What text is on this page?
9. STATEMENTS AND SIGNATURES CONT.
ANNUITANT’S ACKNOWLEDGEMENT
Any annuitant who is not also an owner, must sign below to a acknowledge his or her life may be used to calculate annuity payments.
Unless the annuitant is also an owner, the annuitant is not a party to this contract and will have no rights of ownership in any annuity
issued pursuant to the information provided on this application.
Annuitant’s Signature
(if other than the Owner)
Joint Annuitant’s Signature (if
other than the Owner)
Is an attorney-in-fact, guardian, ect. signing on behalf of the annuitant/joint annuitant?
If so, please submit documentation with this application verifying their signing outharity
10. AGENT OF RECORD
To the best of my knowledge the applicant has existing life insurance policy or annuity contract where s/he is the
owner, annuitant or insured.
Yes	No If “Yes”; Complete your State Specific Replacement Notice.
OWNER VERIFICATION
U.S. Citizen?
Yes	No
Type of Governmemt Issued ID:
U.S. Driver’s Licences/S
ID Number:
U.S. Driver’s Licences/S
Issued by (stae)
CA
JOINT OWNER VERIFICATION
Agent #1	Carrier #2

· · ·

TASK INSTRUCTIONS:
All of the lines above need to be given again exactly.

SOLVED EXERCISE:
What text is on this page?
9. STATEMENTS AND SIGNATURES CONT.
ANNUITANT’S ACKNOWLEDGEMENT
Any annuitant who is not also an owner, must sign below to a acknowledge his or her life may be used to calculate annuity payments.
Unless the annuitant is also an owner, the annuitant is not a party to this contract and will have no rights of ownership in any annuity
issued pursuant to the information provided on this application.
Annuitant’s Signature
(if other than the Owner)
Joint Annuitant’s Signature (if
other than the Owner)
Is an attorney-in-fact, guardian, ect. signing on behalf of the annuitant/joint annuitant?
If so, please submit documentation with this application verifying their signing outharity
10. AGENT OF RECORD
To the best of my knowledge the applicant has existing life insurance policy or annuity contract where s/he is the
owner, annuitant or insured.
Yes	No If “Yes”; Complete your State Specific Replacement Notice.
OWNER VERIFICATION
U.S. Citizen?
Yes	No
Type of Governmemt Issued ID:
U.S. Driver’s Licences/S
ID Number:
U.S. Driver’s Licences/S
Issued by (stae)
CA
JOINT OWNER VERIFICATION
Agent #1	Carrier #2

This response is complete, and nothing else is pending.